_RECORD SET_

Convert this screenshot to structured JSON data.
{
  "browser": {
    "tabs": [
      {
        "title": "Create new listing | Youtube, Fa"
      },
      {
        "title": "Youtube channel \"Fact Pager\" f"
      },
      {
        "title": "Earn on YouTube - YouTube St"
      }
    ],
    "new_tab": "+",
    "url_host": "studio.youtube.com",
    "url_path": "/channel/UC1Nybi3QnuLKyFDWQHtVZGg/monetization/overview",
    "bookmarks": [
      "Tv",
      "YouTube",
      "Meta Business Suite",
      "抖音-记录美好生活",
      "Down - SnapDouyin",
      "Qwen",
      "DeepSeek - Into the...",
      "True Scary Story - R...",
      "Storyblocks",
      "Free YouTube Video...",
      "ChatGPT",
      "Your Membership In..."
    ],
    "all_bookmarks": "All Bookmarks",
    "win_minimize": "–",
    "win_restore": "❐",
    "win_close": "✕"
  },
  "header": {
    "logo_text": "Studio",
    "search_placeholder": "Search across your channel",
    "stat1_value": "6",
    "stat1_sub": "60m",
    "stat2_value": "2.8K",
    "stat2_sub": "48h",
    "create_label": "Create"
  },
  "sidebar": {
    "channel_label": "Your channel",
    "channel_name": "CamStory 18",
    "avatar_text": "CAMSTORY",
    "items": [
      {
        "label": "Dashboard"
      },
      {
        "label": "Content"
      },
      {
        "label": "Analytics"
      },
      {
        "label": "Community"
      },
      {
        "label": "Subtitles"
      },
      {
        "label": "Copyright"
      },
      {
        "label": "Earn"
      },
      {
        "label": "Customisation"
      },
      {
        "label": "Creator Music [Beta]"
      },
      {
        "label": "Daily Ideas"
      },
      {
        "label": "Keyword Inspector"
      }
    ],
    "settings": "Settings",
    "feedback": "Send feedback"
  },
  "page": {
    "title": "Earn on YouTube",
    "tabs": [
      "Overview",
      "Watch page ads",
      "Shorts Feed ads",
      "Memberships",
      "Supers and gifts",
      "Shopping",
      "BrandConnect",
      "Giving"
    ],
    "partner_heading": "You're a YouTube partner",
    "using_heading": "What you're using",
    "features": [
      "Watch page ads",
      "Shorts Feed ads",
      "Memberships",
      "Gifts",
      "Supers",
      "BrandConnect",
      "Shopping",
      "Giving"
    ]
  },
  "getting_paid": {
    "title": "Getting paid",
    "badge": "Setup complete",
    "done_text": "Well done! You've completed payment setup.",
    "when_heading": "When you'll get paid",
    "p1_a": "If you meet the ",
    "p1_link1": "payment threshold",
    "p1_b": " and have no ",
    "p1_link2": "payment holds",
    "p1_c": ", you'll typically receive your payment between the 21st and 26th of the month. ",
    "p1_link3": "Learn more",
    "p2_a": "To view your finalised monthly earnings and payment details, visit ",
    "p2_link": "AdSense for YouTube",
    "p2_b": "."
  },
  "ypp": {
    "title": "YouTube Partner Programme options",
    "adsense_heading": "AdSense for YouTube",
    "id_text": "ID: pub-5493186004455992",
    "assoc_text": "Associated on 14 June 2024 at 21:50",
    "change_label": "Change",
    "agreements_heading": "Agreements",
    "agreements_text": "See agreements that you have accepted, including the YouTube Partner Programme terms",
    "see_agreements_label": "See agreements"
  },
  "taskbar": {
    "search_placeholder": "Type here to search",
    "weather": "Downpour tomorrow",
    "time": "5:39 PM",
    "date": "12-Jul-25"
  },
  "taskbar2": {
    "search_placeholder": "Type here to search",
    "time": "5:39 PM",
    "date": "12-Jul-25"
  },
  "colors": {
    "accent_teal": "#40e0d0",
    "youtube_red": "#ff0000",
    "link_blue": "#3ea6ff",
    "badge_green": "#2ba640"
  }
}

_GIVEN TASK_
Copy all of the data exactly.

_COMPLETED TASK_
Convert this screenshot to structured JSON data.
{
  "browser": {
    "tabs": [
      {
        "title": "Create new listing | Youtube, Fa"
      },
      {
        "title": "Youtube channel \"Fact Pager\" f"
      },
      {
        "title": "Earn on YouTube - YouTube St"
      }
    ],
    "new_tab": "+",
    "url_host": "studio.youtube.com",
    "url_path": "/channel/UC1Nybi3QnuLKyFDWQHtVZGg/monetization/overview",
    "bookmarks": [
      "Tv",
      "YouTube",
      "Meta Business Suite",
      "抖音-记录美好生活",
      "Down - SnapDouyin",
      "Qwen",
      "DeepSeek - Into the...",
      "True Scary Story - R...",
      "Storyblocks",
      "Free YouTube Video...",
      "ChatGPT",
      "Your Membership In..."
    ],
    "all_bookmarks": "All Bookmarks",
    "win_minimize": "–",
    "win_restore": "❐",
    "win_close": "✕"
  },
  "header": {
    "logo_text": "Studio",
    "search_placeholder": "Search across your channel",
    "stat1_value": "6",
    "stat1_sub": "60m",
    "stat2_value": "2.8K",
    "stat2_sub": "48h",
    "create_label": "Create"
  },
  "sidebar": {
    "channel_label": "Your channel",
    "channel_name": "CamStory 18",
    "avatar_text": "CAMSTORY",
    "items": [
      {
        "label": "Dashboard"
      },
      {
        "label": "Content"
      },
      {
        "label": "Analytics"
      },
      {
        "label": "Community"
      },
      {
        "label": "Subtitles"
      },
      {
        "label": "Copyright"
      },
      {
        "label": "Earn"
      },
      {
        "label": "Customisation"
      },
      {
        "label": "Creator Music [Beta]"
      },
      {
        "label": "Daily Ideas"
      },
      {
        "label": "Keyword Inspector"
      }
    ],
    "settings": "Settings",
    "feedback": "Send feedback"
  },
  "page": {
    "title": "Earn on YouTube",
    "tabs": [
      "Overview",
      "Watch page ads",
      "Shorts Feed ads",
      "Memberships",
      "Supers and gifts",
      "Shopping",
      "BrandConnect",
      "Giving"
    ],
    "partner_heading": "You're a YouTube partner",
    "using_heading": "What you're using",
    "features": [
      "Watch page ads",
      "Shorts Feed ads",
      "Memberships",
      "Gifts",
      "Supers",
      "BrandConnect",
      "Shopping",
      "Giving"
    ]
  },
  "getting_paid": {
    "title": "Getting paid",
    "badge": "Setup complete",
    "done_text": "Well done! You've completed payment setup.",
    "when_heading": "When you'll get paid",
    "p1_a": "If you meet the ",
    "p1_link1": "payment threshold",
    "p1_b": " and have no ",
    "p1_link2": "payment holds",
    "p1_c": ", you'll typically receive your payment between the 21st and 26th of the month. ",
    "p1_link3": "Learn more",
    "p2_a": "To view your finalised monthly earnings and payment details, visit ",
    "p2_link": "AdSense for YouTube",
    "p2_b": "."
  },
  "ypp": {
    "title": "YouTube Partner Programme options",
    "adsense_heading": "AdSense for YouTube",
    "id_text": "ID: pub-5493186004455992",
    "assoc_text": "Associated on 14 June 2024 at 21:50",
    "change_label": "Change",
    "agreements_heading": "Agreements",
    "agreements_text": "See agreements that you have accepted, including the YouTube Partner Programme terms",
    "see_agreements_label": "See agreements"
  },
  "taskbar": {
    "search_placeholder": "Type here to search",
    "weather": "Downpour tomorrow",
    "time": "5:39 PM",
    "date": "12-Jul-25"
  },
  "taskbar2": {
    "search_placeholder": "Type here to search",
    "time": "5:39 PM",
    "date": "12-Jul-25"
  },
  "colors": {
    "accent_teal": "#40e0d0",
    "youtube_red": "#ff0000",
    "link_blue": "#3ea6ff",
    "badge_green": "#2ba640"
  }
}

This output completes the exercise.